[Exercise goal]:
Count how many lines of the data below contain the string "band"; the reply should be that number alone.

[start]

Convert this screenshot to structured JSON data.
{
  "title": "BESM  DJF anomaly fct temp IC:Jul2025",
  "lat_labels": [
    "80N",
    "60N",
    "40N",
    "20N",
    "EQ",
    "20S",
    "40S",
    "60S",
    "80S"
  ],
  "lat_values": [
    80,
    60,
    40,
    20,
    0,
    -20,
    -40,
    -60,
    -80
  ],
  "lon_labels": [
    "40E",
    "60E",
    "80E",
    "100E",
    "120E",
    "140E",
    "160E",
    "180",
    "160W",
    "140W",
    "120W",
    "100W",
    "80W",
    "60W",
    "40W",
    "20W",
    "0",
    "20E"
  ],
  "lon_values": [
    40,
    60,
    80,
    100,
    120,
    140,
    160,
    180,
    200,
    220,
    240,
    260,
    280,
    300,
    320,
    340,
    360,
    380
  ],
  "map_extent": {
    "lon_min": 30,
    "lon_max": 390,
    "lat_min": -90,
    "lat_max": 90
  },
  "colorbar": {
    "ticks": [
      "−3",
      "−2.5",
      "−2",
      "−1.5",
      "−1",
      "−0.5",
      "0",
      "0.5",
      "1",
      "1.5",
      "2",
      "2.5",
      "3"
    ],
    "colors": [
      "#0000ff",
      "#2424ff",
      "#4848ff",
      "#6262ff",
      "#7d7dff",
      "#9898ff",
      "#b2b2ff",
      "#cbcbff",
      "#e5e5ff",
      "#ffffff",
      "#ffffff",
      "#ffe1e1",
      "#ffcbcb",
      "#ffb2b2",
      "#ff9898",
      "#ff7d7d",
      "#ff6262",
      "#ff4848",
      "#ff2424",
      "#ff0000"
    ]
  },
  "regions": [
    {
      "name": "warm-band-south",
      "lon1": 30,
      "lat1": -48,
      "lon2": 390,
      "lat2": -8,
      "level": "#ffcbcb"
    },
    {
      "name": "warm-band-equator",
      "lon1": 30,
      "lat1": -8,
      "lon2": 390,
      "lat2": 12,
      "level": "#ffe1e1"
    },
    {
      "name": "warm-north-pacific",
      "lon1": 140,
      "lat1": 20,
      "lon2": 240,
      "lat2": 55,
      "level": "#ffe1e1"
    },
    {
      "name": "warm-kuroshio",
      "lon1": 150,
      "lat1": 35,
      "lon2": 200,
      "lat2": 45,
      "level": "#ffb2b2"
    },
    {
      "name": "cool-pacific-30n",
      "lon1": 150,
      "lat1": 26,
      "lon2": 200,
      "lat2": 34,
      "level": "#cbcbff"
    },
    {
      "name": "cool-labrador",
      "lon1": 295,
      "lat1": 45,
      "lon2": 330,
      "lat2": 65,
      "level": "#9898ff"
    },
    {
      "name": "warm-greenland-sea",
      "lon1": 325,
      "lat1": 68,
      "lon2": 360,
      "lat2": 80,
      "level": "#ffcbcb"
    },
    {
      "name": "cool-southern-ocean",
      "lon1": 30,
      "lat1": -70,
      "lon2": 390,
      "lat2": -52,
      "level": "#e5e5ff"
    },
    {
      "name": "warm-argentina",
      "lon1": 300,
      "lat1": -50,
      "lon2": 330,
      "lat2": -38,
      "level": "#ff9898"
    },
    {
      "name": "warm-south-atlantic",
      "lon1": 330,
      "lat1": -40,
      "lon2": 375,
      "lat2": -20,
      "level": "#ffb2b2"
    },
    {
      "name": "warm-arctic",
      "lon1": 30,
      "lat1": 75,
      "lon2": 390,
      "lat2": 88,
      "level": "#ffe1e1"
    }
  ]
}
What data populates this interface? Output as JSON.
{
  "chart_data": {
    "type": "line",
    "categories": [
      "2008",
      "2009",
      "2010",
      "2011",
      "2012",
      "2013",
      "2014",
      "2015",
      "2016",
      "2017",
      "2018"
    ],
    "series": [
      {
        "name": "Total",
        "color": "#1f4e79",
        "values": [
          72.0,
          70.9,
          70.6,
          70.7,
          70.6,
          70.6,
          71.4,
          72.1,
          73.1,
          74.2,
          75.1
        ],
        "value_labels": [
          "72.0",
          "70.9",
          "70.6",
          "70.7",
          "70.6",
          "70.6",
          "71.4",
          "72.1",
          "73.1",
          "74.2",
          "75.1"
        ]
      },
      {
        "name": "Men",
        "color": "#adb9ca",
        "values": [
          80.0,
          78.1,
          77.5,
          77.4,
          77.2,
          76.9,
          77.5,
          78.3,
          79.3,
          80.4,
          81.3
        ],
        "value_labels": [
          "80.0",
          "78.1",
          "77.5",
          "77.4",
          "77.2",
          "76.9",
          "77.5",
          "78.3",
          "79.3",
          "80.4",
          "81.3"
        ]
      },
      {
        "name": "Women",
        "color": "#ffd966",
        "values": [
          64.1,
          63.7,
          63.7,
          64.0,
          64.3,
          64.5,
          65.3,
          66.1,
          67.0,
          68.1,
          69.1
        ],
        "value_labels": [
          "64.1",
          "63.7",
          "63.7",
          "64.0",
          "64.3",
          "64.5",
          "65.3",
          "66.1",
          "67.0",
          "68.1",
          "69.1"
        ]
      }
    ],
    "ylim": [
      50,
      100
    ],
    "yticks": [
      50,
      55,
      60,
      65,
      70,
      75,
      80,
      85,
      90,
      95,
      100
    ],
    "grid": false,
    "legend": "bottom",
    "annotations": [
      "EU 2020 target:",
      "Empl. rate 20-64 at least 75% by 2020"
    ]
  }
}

[end]

[Solution for this problem]:
2